----- Data listing -----

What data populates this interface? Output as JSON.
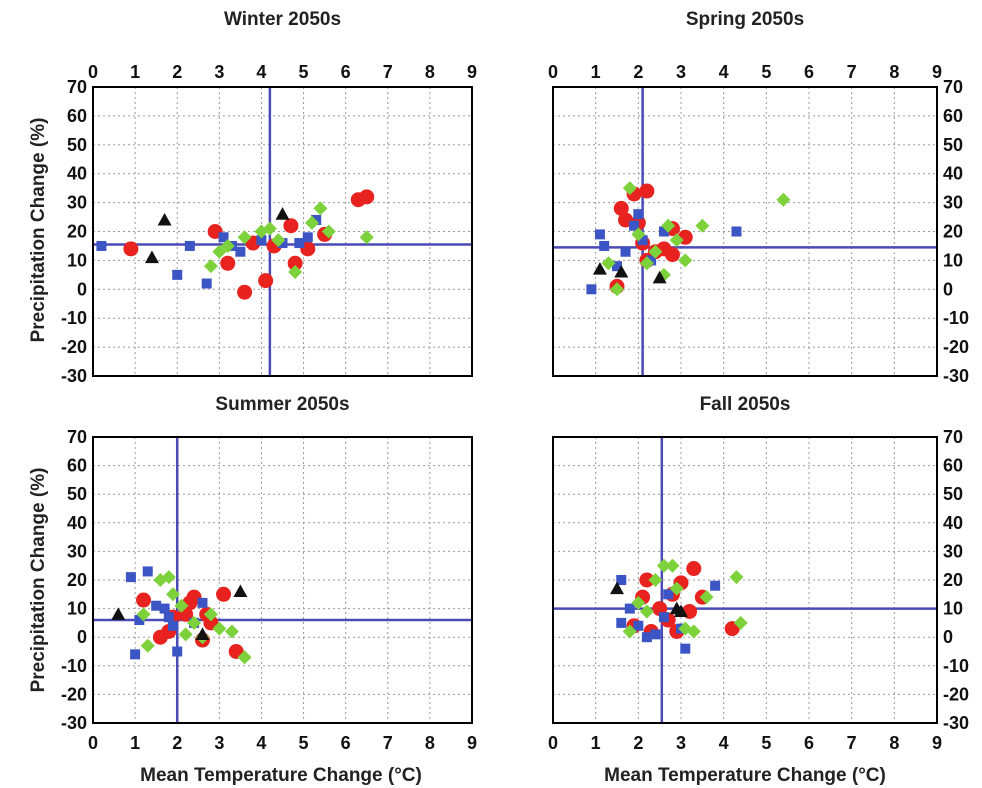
{
  "figure": {
    "ylabel": "Precipitation Change (%)",
    "xlabel": "Mean Temperature Change (°C)"
  },
  "chart_data": [
    {
      "type": "scatter",
      "title": "Winter 2050s",
      "xlim": [
        0,
        9
      ],
      "ylim": [
        -30,
        70
      ],
      "xticks": [
        "0",
        "1",
        "2",
        "3",
        "4",
        "5",
        "6",
        "7",
        "8",
        "9"
      ],
      "yticks": [
        "70",
        "60",
        "50",
        "40",
        "30",
        "20",
        "10",
        "0",
        "-10",
        "-20",
        "-30"
      ],
      "grid": true,
      "ref_x": 4.2,
      "ref_y": 15.5,
      "series": [
        {
          "marker": "circle",
          "color": "#e8231f",
          "points": [
            [
              0.9,
              14
            ],
            [
              2.9,
              20
            ],
            [
              3.2,
              9
            ],
            [
              3.6,
              -1
            ],
            [
              3.8,
              16
            ],
            [
              4.1,
              3
            ],
            [
              4.3,
              15
            ],
            [
              4.7,
              22
            ],
            [
              4.8,
              9
            ],
            [
              5.1,
              14
            ],
            [
              5.5,
              19
            ],
            [
              6.3,
              31
            ],
            [
              6.5,
              32
            ]
          ]
        },
        {
          "marker": "square",
          "color": "#3b55c4",
          "points": [
            [
              0.2,
              15
            ],
            [
              2.0,
              5
            ],
            [
              2.3,
              15
            ],
            [
              2.7,
              2
            ],
            [
              3.1,
              18
            ],
            [
              3.3,
              15
            ],
            [
              3.5,
              13
            ],
            [
              4.0,
              17
            ],
            [
              4.5,
              16
            ],
            [
              4.9,
              16
            ],
            [
              5.1,
              18
            ],
            [
              5.3,
              24
            ]
          ]
        },
        {
          "marker": "diamond",
          "color": "#7dd23c",
          "points": [
            [
              2.8,
              8
            ],
            [
              3.0,
              13
            ],
            [
              3.2,
              15
            ],
            [
              3.6,
              18
            ],
            [
              4.0,
              20
            ],
            [
              4.2,
              21
            ],
            [
              4.4,
              17
            ],
            [
              4.8,
              6
            ],
            [
              5.2,
              23
            ],
            [
              5.4,
              28
            ],
            [
              5.6,
              20
            ],
            [
              6.5,
              18
            ]
          ]
        },
        {
          "marker": "triangle",
          "color": "#111111",
          "points": [
            [
              1.4,
              11
            ],
            [
              1.7,
              24
            ],
            [
              4.5,
              26
            ]
          ]
        }
      ]
    },
    {
      "type": "scatter",
      "title": "Spring 2050s",
      "xlim": [
        0,
        9
      ],
      "ylim": [
        -30,
        70
      ],
      "xticks": [
        "0",
        "1",
        "2",
        "3",
        "4",
        "5",
        "6",
        "7",
        "8",
        "9"
      ],
      "yticks": [
        "70",
        "60",
        "50",
        "40",
        "30",
        "20",
        "10",
        "0",
        "-10",
        "-20",
        "-30"
      ],
      "grid": true,
      "ref_x": 2.1,
      "ref_y": 14.5,
      "series": [
        {
          "marker": "circle",
          "color": "#e8231f",
          "points": [
            [
              1.5,
              1
            ],
            [
              1.6,
              28
            ],
            [
              1.7,
              24
            ],
            [
              1.9,
              33
            ],
            [
              2.0,
              23
            ],
            [
              2.1,
              16
            ],
            [
              2.2,
              34
            ],
            [
              2.2,
              10
            ],
            [
              2.4,
              13
            ],
            [
              2.6,
              14
            ],
            [
              2.8,
              21
            ],
            [
              2.8,
              12
            ],
            [
              3.1,
              18
            ]
          ]
        },
        {
          "marker": "square",
          "color": "#3b55c4",
          "points": [
            [
              0.9,
              0
            ],
            [
              1.1,
              19
            ],
            [
              1.2,
              15
            ],
            [
              1.5,
              8
            ],
            [
              1.7,
              13
            ],
            [
              1.9,
              22
            ],
            [
              2.0,
              26
            ],
            [
              2.1,
              17
            ],
            [
              2.3,
              10
            ],
            [
              2.6,
              20
            ],
            [
              4.3,
              20
            ]
          ]
        },
        {
          "marker": "diamond",
          "color": "#7dd23c",
          "points": [
            [
              1.3,
              9
            ],
            [
              1.5,
              0
            ],
            [
              1.8,
              35
            ],
            [
              2.0,
              19
            ],
            [
              2.2,
              9
            ],
            [
              2.4,
              13
            ],
            [
              2.6,
              5
            ],
            [
              2.7,
              22
            ],
            [
              2.9,
              17
            ],
            [
              3.1,
              10
            ],
            [
              3.5,
              22
            ],
            [
              5.4,
              31
            ]
          ]
        },
        {
          "marker": "triangle",
          "color": "#111111",
          "points": [
            [
              1.1,
              7
            ],
            [
              1.6,
              6
            ],
            [
              2.5,
              4
            ]
          ]
        }
      ]
    },
    {
      "type": "scatter",
      "title": "Summer 2050s",
      "xlim": [
        0,
        9
      ],
      "ylim": [
        -30,
        70
      ],
      "xticks": [
        "0",
        "1",
        "2",
        "3",
        "4",
        "5",
        "6",
        "7",
        "8",
        "9"
      ],
      "yticks": [
        "70",
        "60",
        "50",
        "40",
        "30",
        "20",
        "10",
        "0",
        "-10",
        "-20",
        "-30"
      ],
      "grid": true,
      "ref_x": 2.0,
      "ref_y": 6.0,
      "series": [
        {
          "marker": "circle",
          "color": "#e8231f",
          "points": [
            [
              1.2,
              13
            ],
            [
              1.6,
              0
            ],
            [
              1.8,
              2
            ],
            [
              1.9,
              7
            ],
            [
              2.2,
              8
            ],
            [
              2.3,
              12
            ],
            [
              2.4,
              14
            ],
            [
              2.6,
              -1
            ],
            [
              2.7,
              8
            ],
            [
              2.8,
              5
            ],
            [
              3.1,
              15
            ],
            [
              3.4,
              -5
            ]
          ]
        },
        {
          "marker": "square",
          "color": "#3b55c4",
          "points": [
            [
              0.9,
              21
            ],
            [
              1.0,
              -6
            ],
            [
              1.1,
              6
            ],
            [
              1.3,
              23
            ],
            [
              1.5,
              11
            ],
            [
              1.7,
              10
            ],
            [
              1.8,
              7
            ],
            [
              1.9,
              4
            ],
            [
              2.0,
              -5
            ],
            [
              2.4,
              5
            ],
            [
              2.6,
              12
            ]
          ]
        },
        {
          "marker": "diamond",
          "color": "#7dd23c",
          "points": [
            [
              1.2,
              8
            ],
            [
              1.3,
              -3
            ],
            [
              1.6,
              20
            ],
            [
              1.8,
              21
            ],
            [
              1.9,
              15
            ],
            [
              2.1,
              11
            ],
            [
              2.2,
              1
            ],
            [
              2.4,
              5
            ],
            [
              2.6,
              0
            ],
            [
              2.8,
              8
            ],
            [
              3.0,
              3
            ],
            [
              3.3,
              2
            ],
            [
              3.6,
              -7
            ]
          ]
        },
        {
          "marker": "triangle",
          "color": "#111111",
          "points": [
            [
              0.6,
              8
            ],
            [
              2.6,
              1
            ],
            [
              3.5,
              16
            ]
          ]
        }
      ]
    },
    {
      "type": "scatter",
      "title": "Fall 2050s",
      "xlim": [
        0,
        9
      ],
      "ylim": [
        -30,
        70
      ],
      "xticks": [
        "0",
        "1",
        "2",
        "3",
        "4",
        "5",
        "6",
        "7",
        "8",
        "9"
      ],
      "yticks": [
        "70",
        "60",
        "50",
        "40",
        "30",
        "20",
        "10",
        "0",
        "-10",
        "-20",
        "-30"
      ],
      "grid": true,
      "ref_x": 2.55,
      "ref_y": 10.0,
      "series": [
        {
          "marker": "circle",
          "color": "#e8231f",
          "points": [
            [
              1.9,
              4
            ],
            [
              2.1,
              14
            ],
            [
              2.2,
              20
            ],
            [
              2.3,
              2
            ],
            [
              2.5,
              10
            ],
            [
              2.7,
              6
            ],
            [
              2.8,
              15
            ],
            [
              2.9,
              2
            ],
            [
              3.0,
              19
            ],
            [
              3.2,
              9
            ],
            [
              3.3,
              24
            ],
            [
              3.5,
              14
            ],
            [
              4.2,
              3
            ]
          ]
        },
        {
          "marker": "square",
          "color": "#3b55c4",
          "points": [
            [
              1.6,
              5
            ],
            [
              1.6,
              20
            ],
            [
              1.8,
              10
            ],
            [
              2.0,
              4
            ],
            [
              2.2,
              0
            ],
            [
              2.4,
              1
            ],
            [
              2.6,
              7
            ],
            [
              2.7,
              15
            ],
            [
              3.0,
              3
            ],
            [
              3.1,
              -4
            ],
            [
              3.8,
              18
            ]
          ]
        },
        {
          "marker": "diamond",
          "color": "#7dd23c",
          "points": [
            [
              1.8,
              2
            ],
            [
              2.0,
              12
            ],
            [
              2.2,
              9
            ],
            [
              2.4,
              20
            ],
            [
              2.6,
              25
            ],
            [
              2.8,
              25
            ],
            [
              2.9,
              17
            ],
            [
              3.1,
              3
            ],
            [
              3.3,
              2
            ],
            [
              3.6,
              14
            ],
            [
              4.3,
              21
            ],
            [
              4.4,
              5
            ]
          ]
        },
        {
          "marker": "triangle",
          "color": "#111111",
          "points": [
            [
              1.5,
              17
            ],
            [
              2.9,
              10
            ],
            [
              3.0,
              9
            ]
          ]
        }
      ]
    }
  ]
}
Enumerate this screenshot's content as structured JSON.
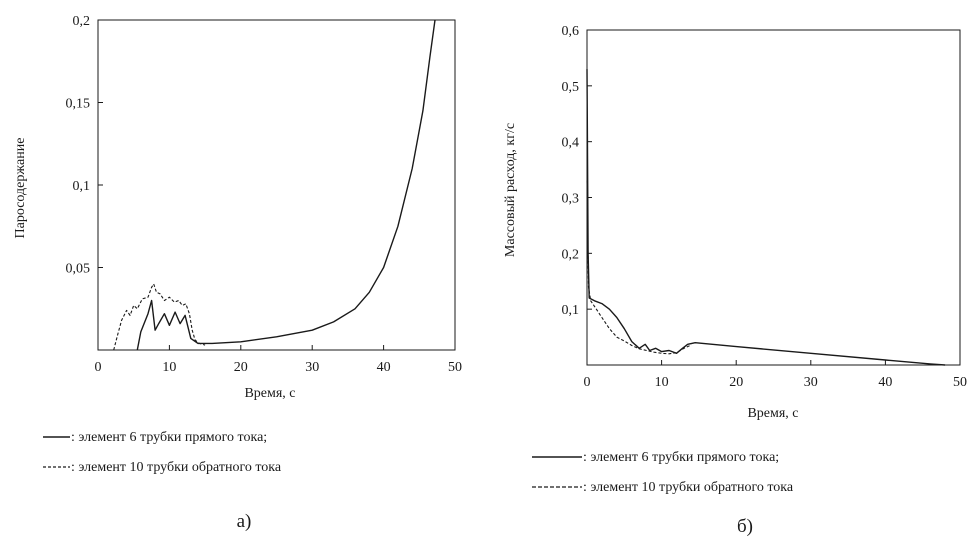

-----

> Task statement: Among the lines of the material, find those that hold the word "JSON" and copy them.

> Reply to the exercise:
What data populates this interface? Output as JSON.
Enumerate this screenshot's content as structured JSON.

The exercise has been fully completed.